▸ SET PROBLEM
Every record below should be transcribed exactly. Omit the images.

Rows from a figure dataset
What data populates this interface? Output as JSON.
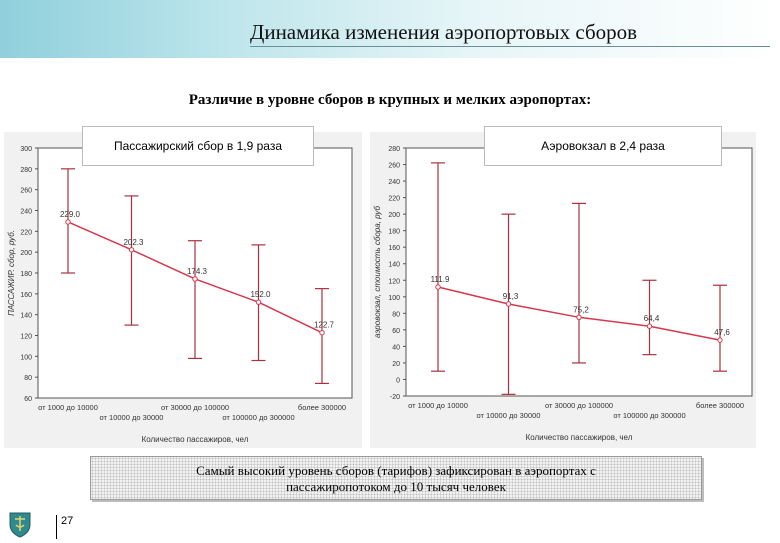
{
  "header": {
    "title": "Динамика изменения аэропортовых сборов"
  },
  "subtitle": "Различие в уровне сборов в крупных и мелких аэропортах:",
  "note": {
    "line1": "Самый высокий уровень сборов (тарифов) зафиксирован в аэропортах с",
    "line2": "пассажиропотоком до 10 тысяч человек"
  },
  "page_number": "27",
  "colors": {
    "mean_line": "#d6384e",
    "error_bar": "#a8323f",
    "header_gradient_start": "#8fd0dc"
  },
  "chart_data": [
    {
      "type": "line",
      "caption": "Пассажирский сбор в 1,9 раза",
      "ylabel": "ПАССАЖИР. сбор, руб.",
      "xlabel": "Количество пассажиров, чел",
      "ylim": [
        60,
        300
      ],
      "yticks": [
        "300",
        "280",
        "260",
        "240",
        "220",
        "200",
        "180",
        "160",
        "140",
        "120",
        "100",
        "80",
        "60"
      ],
      "categories": [
        "от 1000 до 10000",
        "от 10000 до 30000",
        "от 30000 до 100000",
        "от 100000 до 300000",
        "более 300000"
      ],
      "series": [
        {
          "values": [
            229.0,
            202.3,
            174.3,
            152.0,
            122.7
          ],
          "labels": [
            "229.0",
            "202.3",
            "174.3",
            "152.0",
            "122.7"
          ],
          "lower": [
            180,
            130,
            98,
            96,
            74
          ],
          "upper": [
            280,
            254,
            211,
            207,
            165
          ]
        }
      ]
    },
    {
      "type": "line",
      "caption": "Аэровокзал в 2,4 раза",
      "ylabel": "аэровокзал, стоимость сбора, руб",
      "xlabel": "Количество пассажиров, чел",
      "ylim": [
        -20,
        280
      ],
      "yticks": [
        "280",
        "260",
        "240",
        "220",
        "200",
        "180",
        "160",
        "140",
        "120",
        "100",
        "80",
        "60",
        "40",
        "20",
        "0",
        "-20"
      ],
      "categories": [
        "от 1000 до 10000",
        "от 10000 до 30000",
        "от 30000 до 100000",
        "от 100000 до 300000",
        "более 300000"
      ],
      "series": [
        {
          "values": [
            111.9,
            91.3,
            75.2,
            64.4,
            47.6
          ],
          "labels": [
            "111.9",
            "91,3",
            "75,2",
            "64,4",
            "47,6"
          ],
          "lower": [
            10,
            -18,
            20,
            30,
            10
          ],
          "upper": [
            262,
            200,
            213,
            120,
            114
          ]
        }
      ]
    }
  ]
}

▸ SOLUTION TO THE PROBLEM
What data populates this interface? Output as JSON.
{
  "header": {
    "title": "Динамика изменения аэропортовых сборов"
  },
  "subtitle": "Различие в уровне сборов в крупных и мелких аэропортах:",
  "note": {
    "line1": "Самый высокий уровень сборов (тарифов) зафиксирован в аэропортах с",
    "line2": "пассажиропотоком до 10 тысяч человек"
  },
  "page_number": "27",
  "colors": {
    "mean_line": "#d6384e",
    "error_bar": "#a8323f",
    "header_gradient_start": "#8fd0dc"
  },
  "chart_data": [
    {
      "type": "line",
      "caption": "Пассажирский сбор в 1,9 раза",
      "ylabel": "ПАССАЖИР. сбор, руб.",
      "xlabel": "Количество пассажиров, чел",
      "ylim": [
        60,
        300
      ],
      "yticks": [
        "300",
        "280",
        "260",
        "240",
        "220",
        "200",
        "180",
        "160",
        "140",
        "120",
        "100",
        "80",
        "60"
      ],
      "categories": [
        "от 1000 до 10000",
        "от 10000 до 30000",
        "от 30000 до 100000",
        "от 100000 до 300000",
        "более 300000"
      ],
      "series": [
        {
          "values": [
            229.0,
            202.3,
            174.3,
            152.0,
            122.7
          ],
          "labels": [
            "229.0",
            "202.3",
            "174.3",
            "152.0",
            "122.7"
          ],
          "lower": [
            180,
            130,
            98,
            96,
            74
          ],
          "upper": [
            280,
            254,
            211,
            207,
            165
          ]
        }
      ]
    },
    {
      "type": "line",
      "caption": "Аэровокзал в 2,4 раза",
      "ylabel": "аэровокзал, стоимость сбора, руб",
      "xlabel": "Количество пассажиров, чел",
      "ylim": [
        -20,
        280
      ],
      "yticks": [
        "280",
        "260",
        "240",
        "220",
        "200",
        "180",
        "160",
        "140",
        "120",
        "100",
        "80",
        "60",
        "40",
        "20",
        "0",
        "-20"
      ],
      "categories": [
        "от 1000 до 10000",
        "от 10000 до 30000",
        "от 30000 до 100000",
        "от 100000 до 300000",
        "более 300000"
      ],
      "series": [
        {
          "values": [
            111.9,
            91.3,
            75.2,
            64.4,
            47.6
          ],
          "labels": [
            "111.9",
            "91,3",
            "75,2",
            "64,4",
            "47,6"
          ],
          "lower": [
            10,
            -18,
            20,
            30,
            10
          ],
          "upper": [
            262,
            200,
            213,
            120,
            114
          ]
        }
      ]
    }
  ]
}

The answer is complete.